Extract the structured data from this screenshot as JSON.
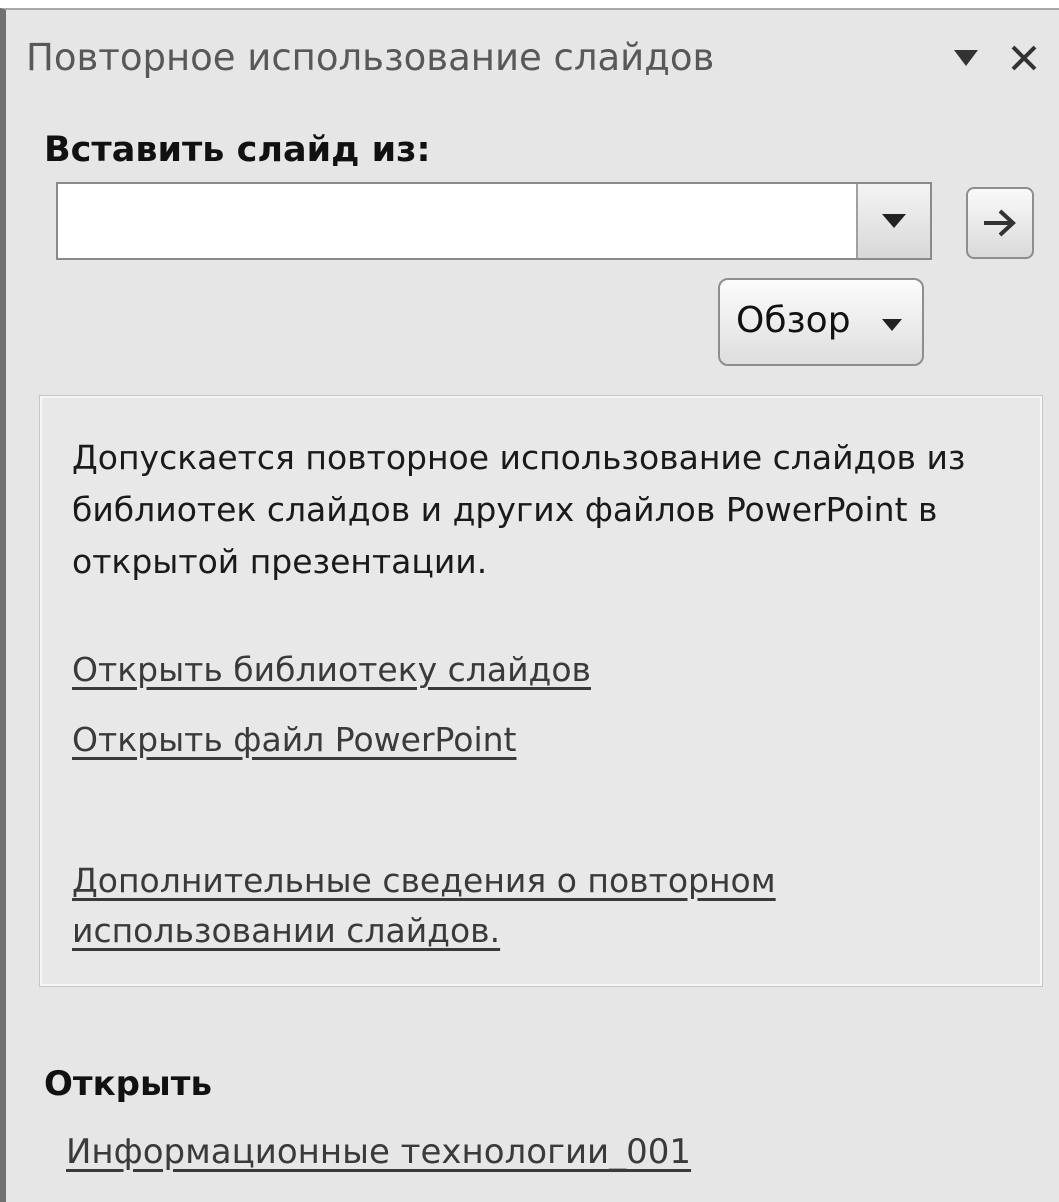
{
  "pane": {
    "title": "Повторное использование слайдов",
    "menu_icon": "triangle-down-icon",
    "close_icon": "close-icon"
  },
  "insert": {
    "label": "Вставить слайд из:",
    "source_value": "",
    "dropdown_icon": "chevron-down-icon",
    "go_icon": "arrow-right-icon",
    "browse_label": "Обзор"
  },
  "info": {
    "description": "Допускается повторное использование слайдов из библиотек слайдов и других файлов PowerPoint в открытой презентации.",
    "open_library_link": "Открыть библиотеку слайдов",
    "open_file_link": "Открыть файл PowerPoint",
    "more_info_link": "Дополнительные сведения о повторном использовании слайдов."
  },
  "recent": {
    "heading": "Открыть",
    "items": [
      "Информационные технологии_001"
    ]
  }
}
_ _ _ _
Reproduce the records above exactly, leaving out every picture they contain.

Extract the structured data from this screenshot as JSON.
{
  "pane": {
    "title": "Повторное использование слайдов",
    "menu_icon": "triangle-down-icon",
    "close_icon": "close-icon"
  },
  "insert": {
    "label": "Вставить слайд из:",
    "source_value": "",
    "dropdown_icon": "chevron-down-icon",
    "go_icon": "arrow-right-icon",
    "browse_label": "Обзор"
  },
  "info": {
    "description": "Допускается повторное использование слайдов из библиотек слайдов и других файлов PowerPoint в открытой презентации.",
    "open_library_link": "Открыть библиотеку слайдов",
    "open_file_link": "Открыть файл PowerPoint",
    "more_info_link": "Дополнительные сведения о повторном использовании слайдов."
  },
  "recent": {
    "heading": "Открыть",
    "items": [
      "Информационные технологии_001"
    ]
  }
}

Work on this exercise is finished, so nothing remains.